-- start of Listed entries --
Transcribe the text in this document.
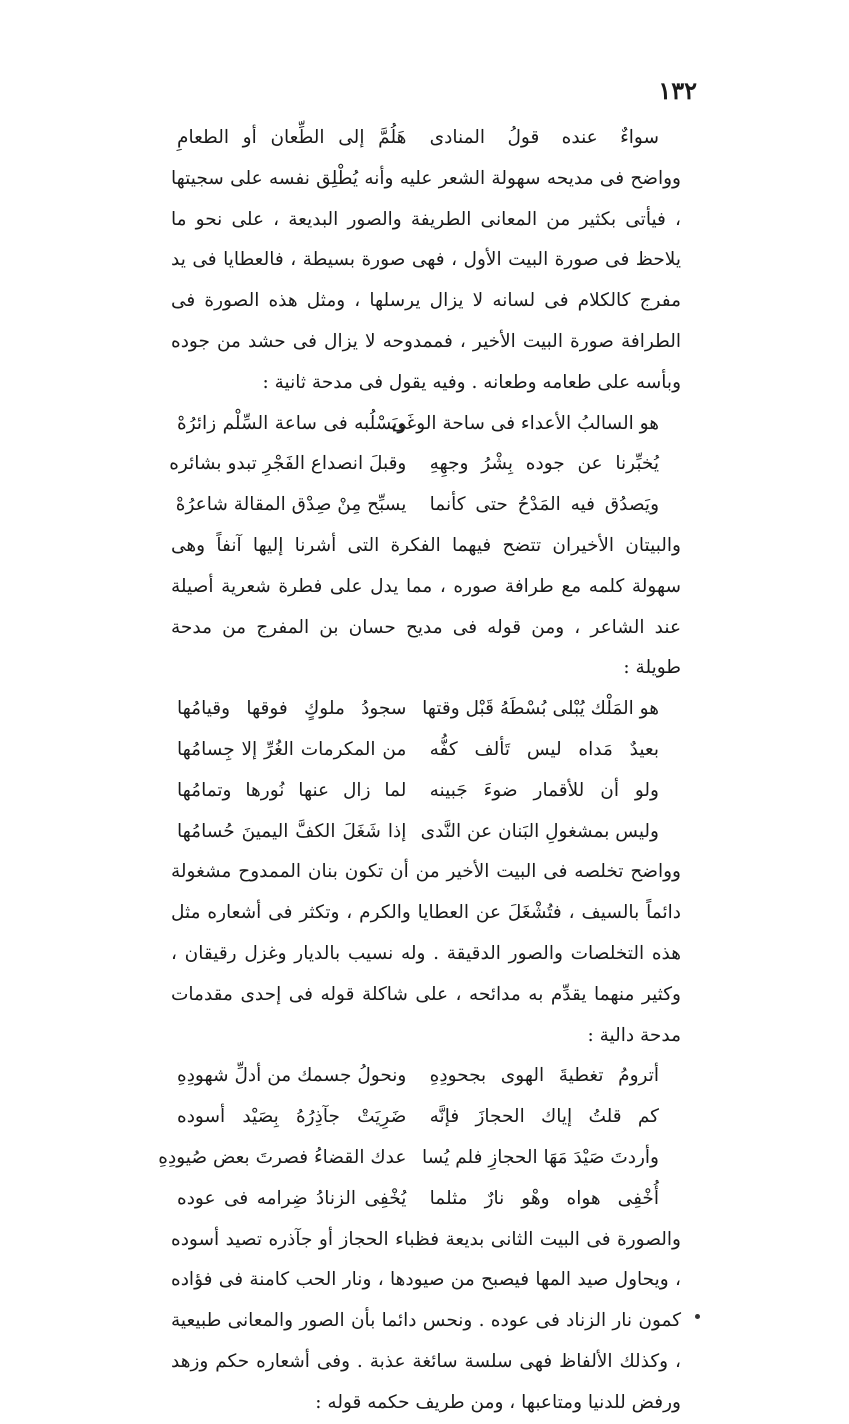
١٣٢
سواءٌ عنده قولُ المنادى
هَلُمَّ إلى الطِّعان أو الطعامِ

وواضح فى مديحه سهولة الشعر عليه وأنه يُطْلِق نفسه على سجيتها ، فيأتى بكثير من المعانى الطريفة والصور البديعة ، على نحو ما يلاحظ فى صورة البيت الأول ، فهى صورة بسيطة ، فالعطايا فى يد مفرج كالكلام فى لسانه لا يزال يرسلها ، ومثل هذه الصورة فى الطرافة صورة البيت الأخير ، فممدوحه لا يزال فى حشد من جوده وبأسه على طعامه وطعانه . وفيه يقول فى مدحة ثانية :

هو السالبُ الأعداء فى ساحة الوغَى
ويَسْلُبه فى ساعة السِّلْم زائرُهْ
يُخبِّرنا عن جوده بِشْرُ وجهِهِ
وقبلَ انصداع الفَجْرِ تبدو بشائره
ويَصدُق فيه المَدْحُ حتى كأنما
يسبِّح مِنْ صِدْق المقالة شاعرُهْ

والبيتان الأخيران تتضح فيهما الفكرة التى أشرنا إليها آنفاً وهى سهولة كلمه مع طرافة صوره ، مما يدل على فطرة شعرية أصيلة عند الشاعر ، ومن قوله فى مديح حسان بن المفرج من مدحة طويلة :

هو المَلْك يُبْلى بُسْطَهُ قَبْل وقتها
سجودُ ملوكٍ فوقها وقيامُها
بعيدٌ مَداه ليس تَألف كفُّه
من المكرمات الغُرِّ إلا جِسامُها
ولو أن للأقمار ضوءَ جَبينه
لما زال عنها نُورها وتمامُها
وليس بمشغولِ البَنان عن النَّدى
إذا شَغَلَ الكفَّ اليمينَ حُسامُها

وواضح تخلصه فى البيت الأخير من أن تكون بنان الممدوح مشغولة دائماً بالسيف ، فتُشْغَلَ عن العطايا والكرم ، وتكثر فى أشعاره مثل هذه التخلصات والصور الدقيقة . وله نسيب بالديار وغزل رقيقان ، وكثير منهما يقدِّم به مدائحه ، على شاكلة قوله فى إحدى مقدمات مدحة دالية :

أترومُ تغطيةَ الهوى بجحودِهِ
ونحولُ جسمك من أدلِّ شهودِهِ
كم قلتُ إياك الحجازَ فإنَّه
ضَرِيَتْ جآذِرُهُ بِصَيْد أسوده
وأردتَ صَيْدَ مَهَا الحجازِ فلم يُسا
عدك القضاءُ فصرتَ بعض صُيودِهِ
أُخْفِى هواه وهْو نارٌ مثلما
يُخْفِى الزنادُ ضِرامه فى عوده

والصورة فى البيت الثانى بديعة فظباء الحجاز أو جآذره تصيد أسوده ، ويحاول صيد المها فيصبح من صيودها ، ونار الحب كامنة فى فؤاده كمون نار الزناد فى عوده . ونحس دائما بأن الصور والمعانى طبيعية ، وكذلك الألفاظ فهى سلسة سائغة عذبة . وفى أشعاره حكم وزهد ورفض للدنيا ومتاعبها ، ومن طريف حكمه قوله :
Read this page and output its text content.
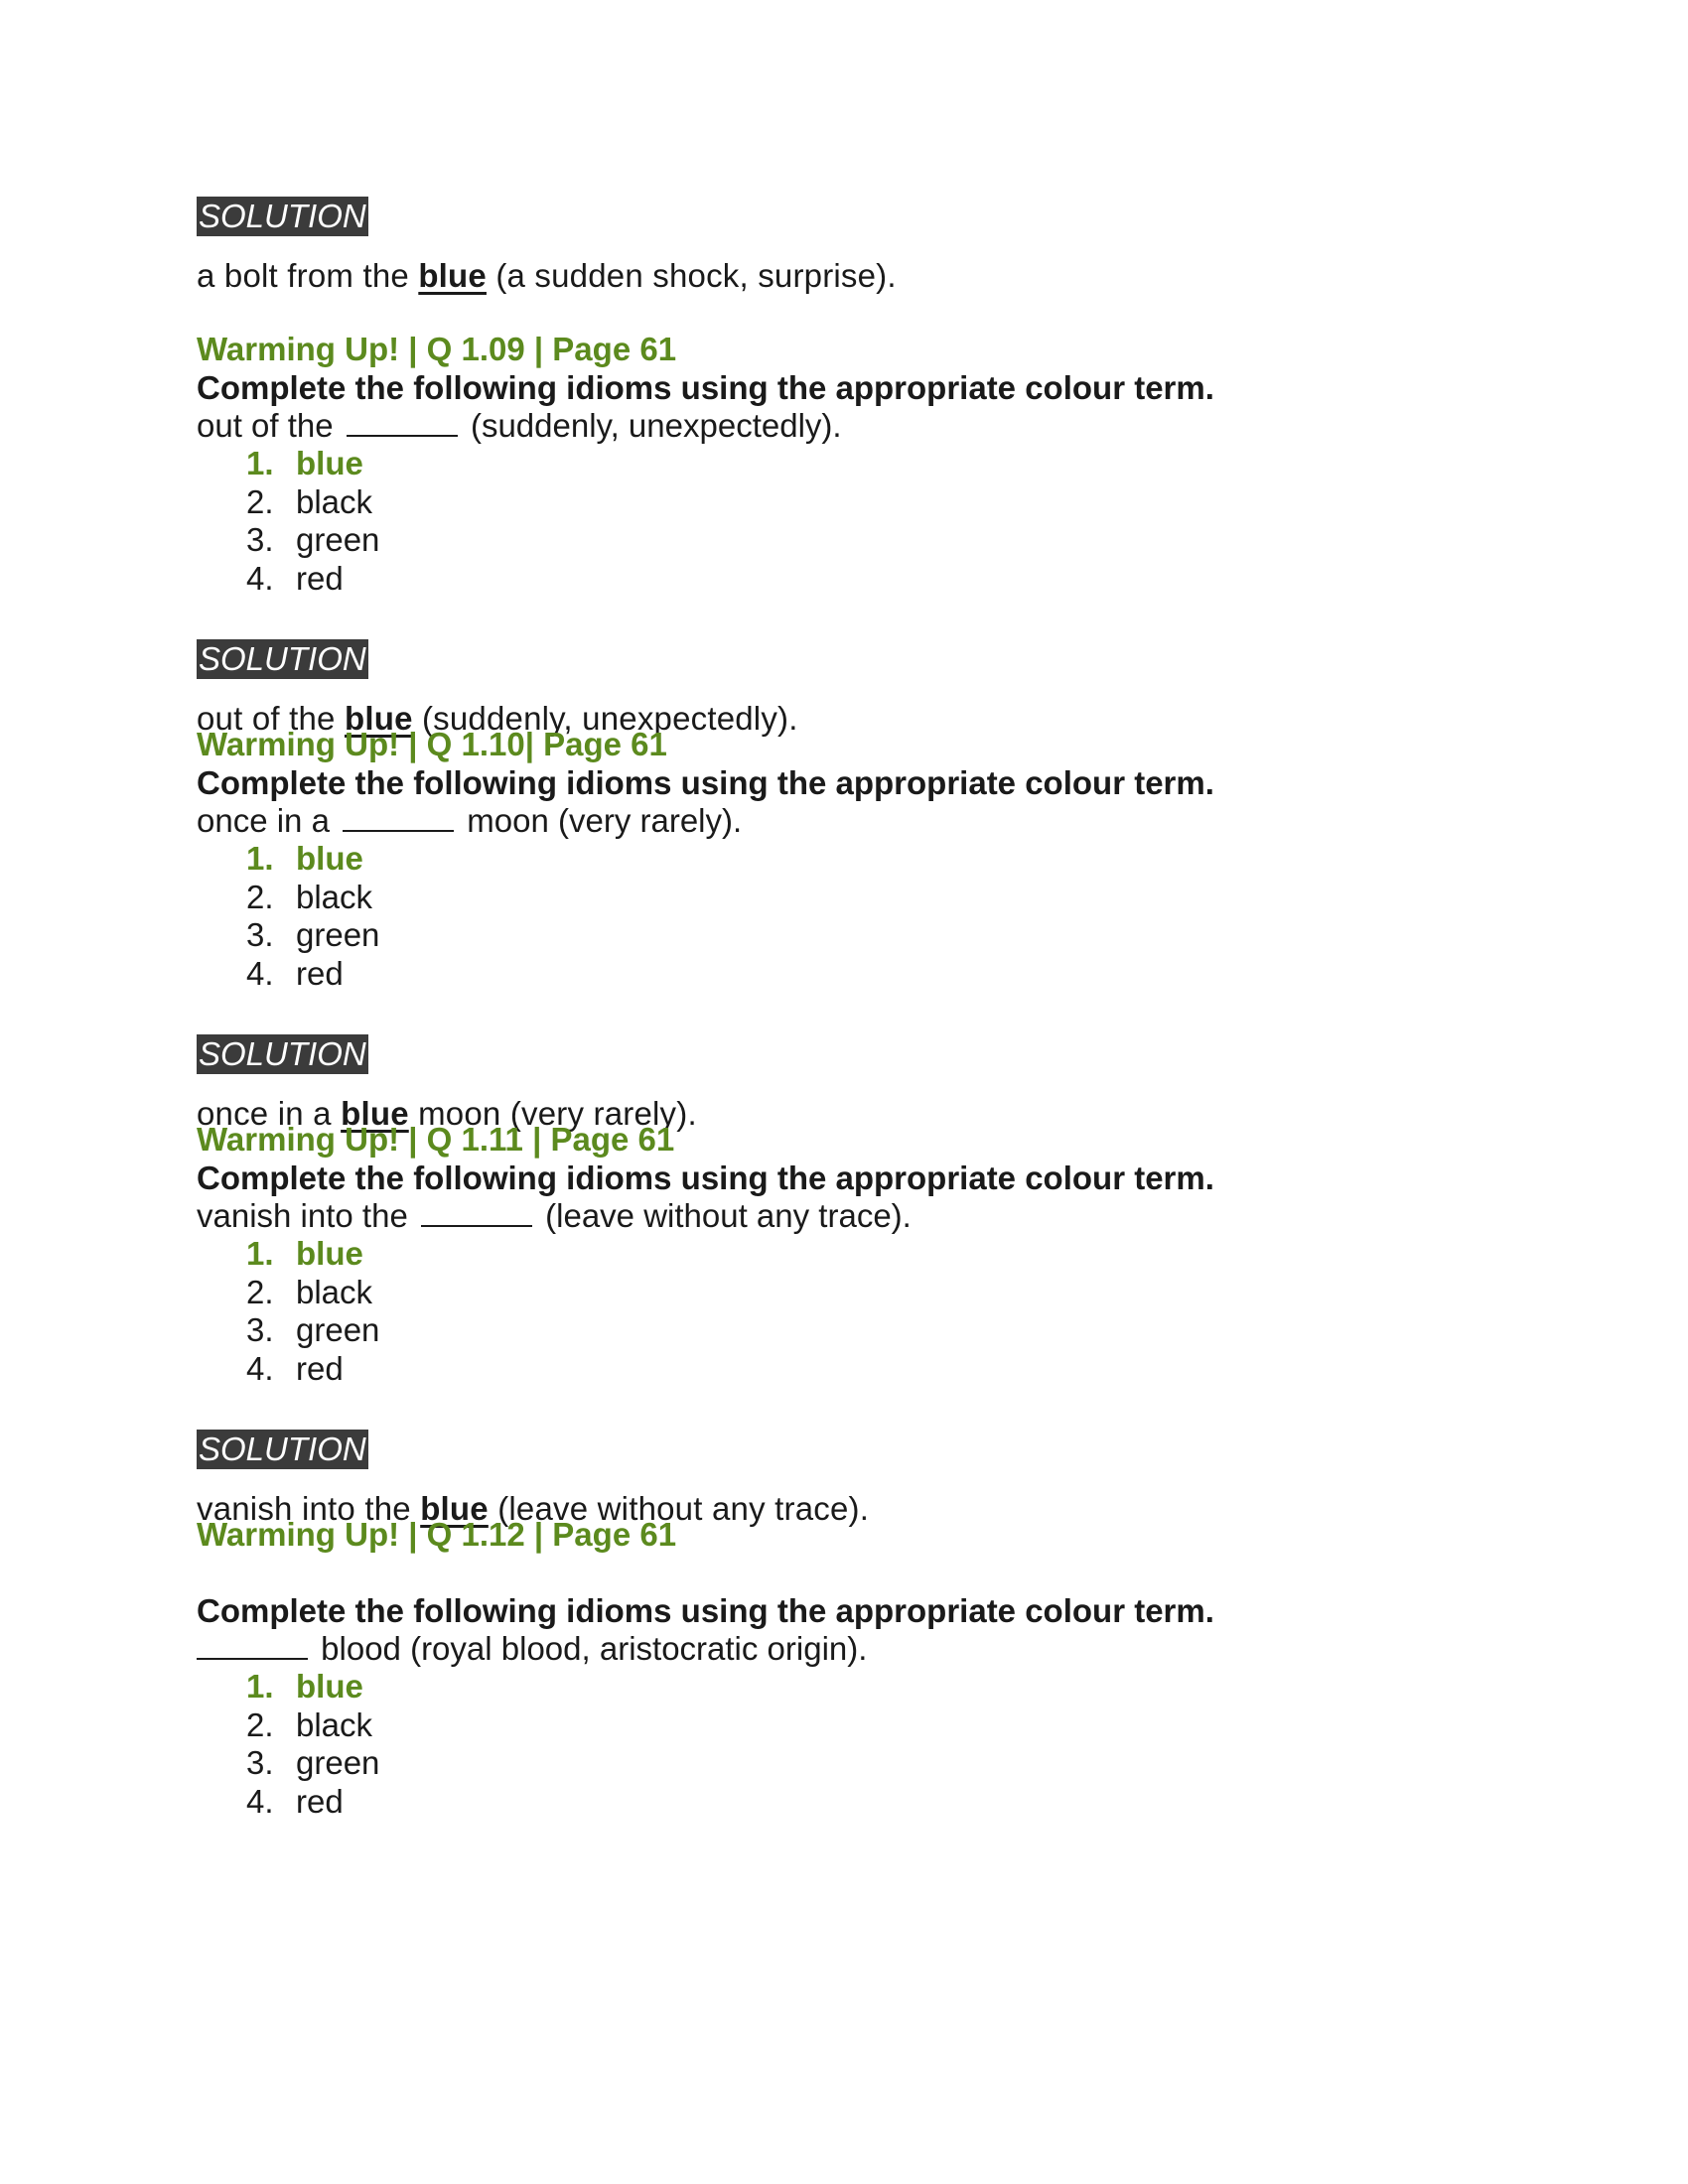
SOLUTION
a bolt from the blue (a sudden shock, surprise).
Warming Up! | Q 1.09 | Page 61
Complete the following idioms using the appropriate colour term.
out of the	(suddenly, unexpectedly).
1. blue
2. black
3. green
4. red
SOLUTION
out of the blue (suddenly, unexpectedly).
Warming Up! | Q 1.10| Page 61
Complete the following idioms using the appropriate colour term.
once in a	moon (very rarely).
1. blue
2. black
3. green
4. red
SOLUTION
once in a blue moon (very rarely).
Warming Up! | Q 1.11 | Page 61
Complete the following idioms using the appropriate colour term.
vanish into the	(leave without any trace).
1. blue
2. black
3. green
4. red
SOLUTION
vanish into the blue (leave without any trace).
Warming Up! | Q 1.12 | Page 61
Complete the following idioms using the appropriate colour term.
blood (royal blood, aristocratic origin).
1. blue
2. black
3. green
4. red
-- end of Listed entries --
Set down the complete material exactly, but do not include the images.

Transcribe the text in this document.
١٣٢
سواءٌ عنده قولُ المنادى
هَلُمَّ إلى الطِّعان أو الطعامِ

وواضح فى مديحه سهولة الشعر عليه وأنه يُطْلِق نفسه على سجيتها ، فيأتى بكثير من المعانى الطريفة والصور البديعة ، على نحو ما يلاحظ فى صورة البيت الأول ، فهى صورة بسيطة ، فالعطايا فى يد مفرج كالكلام فى لسانه لا يزال يرسلها ، ومثل هذه الصورة فى الطرافة صورة البيت الأخير ، فممدوحه لا يزال فى حشد من جوده وبأسه على طعامه وطعانه . وفيه يقول فى مدحة ثانية :

هو السالبُ الأعداء فى ساحة الوغَى
ويَسْلُبه فى ساعة السِّلْم زائرُهْ
يُخبِّرنا عن جوده بِشْرُ وجهِهِ
وقبلَ انصداع الفَجْرِ تبدو بشائره
ويَصدُق فيه المَدْحُ حتى كأنما
يسبِّح مِنْ صِدْق المقالة شاعرُهْ

والبيتان الأخيران تتضح فيهما الفكرة التى أشرنا إليها آنفاً وهى سهولة كلمه مع طرافة صوره ، مما يدل على فطرة شعرية أصيلة عند الشاعر ، ومن قوله فى مديح حسان بن المفرج من مدحة طويلة :

هو المَلْك يُبْلى بُسْطَهُ قَبْل وقتها
سجودُ ملوكٍ فوقها وقيامُها
بعيدٌ مَداه ليس تَألف كفُّه
من المكرمات الغُرِّ إلا جِسامُها
ولو أن للأقمار ضوءَ جَبينه
لما زال عنها نُورها وتمامُها
وليس بمشغولِ البَنان عن النَّدى
إذا شَغَلَ الكفَّ اليمينَ حُسامُها

وواضح تخلصه فى البيت الأخير من أن تكون بنان الممدوح مشغولة دائماً بالسيف ، فتُشْغَلَ عن العطايا والكرم ، وتكثر فى أشعاره مثل هذه التخلصات والصور الدقيقة . وله نسيب بالديار وغزل رقيقان ، وكثير منهما يقدِّم به مدائحه ، على شاكلة قوله فى إحدى مقدمات مدحة دالية :

أترومُ تغطيةَ الهوى بجحودِهِ
ونحولُ جسمك من أدلِّ شهودِهِ
كم قلتُ إياك الحجازَ فإنَّه
ضَرِيَتْ جآذِرُهُ بِصَيْد أسوده
وأردتَ صَيْدَ مَهَا الحجازِ فلم يُسا
عدك القضاءُ فصرتَ بعض صُيودِهِ
أُخْفِى هواه وهْو نارٌ مثلما
يُخْفِى الزنادُ ضِرامه فى عوده

والصورة فى البيت الثانى بديعة فظباء الحجاز أو جآذره تصيد أسوده ، ويحاول صيد المها فيصبح من صيودها ، ونار الحب كامنة فى فؤاده كمون نار الزناد فى عوده . ونحس دائما بأن الصور والمعانى طبيعية ، وكذلك الألفاظ فهى سلسة سائغة عذبة . وفى أشعاره حكم وزهد ورفض للدنيا ومتاعبها ، ومن طريف حكمه قوله :
Read this page and output its text content.
SOLUTION
a bolt from the blue (a sudden shock, surprise).
Warming Up! | Q 1.09 | Page 61
Complete the following idioms using the appropriate colour term.
out of the	(suddenly, unexpectedly).
1. blue
2. black
3. green
4. red
SOLUTION
out of the blue (suddenly, unexpectedly).
Warming Up! | Q 1.10| Page 61
Complete the following idioms using the appropriate colour term.
once in a	moon (very rarely).
1. blue
2. black
3. green
4. red
SOLUTION
once in a blue moon (very rarely).
Warming Up! | Q 1.11 | Page 61
Complete the following idioms using the appropriate colour term.
vanish into the	(leave without any trace).
1. blue
2. black
3. green
4. red
SOLUTION
vanish into the blue (leave without any trace).
Warming Up! | Q 1.12 | Page 61
Complete the following idioms using the appropriate colour term.
blood (royal blood, aristocratic origin).
1. blue
2. black
3. green
4. red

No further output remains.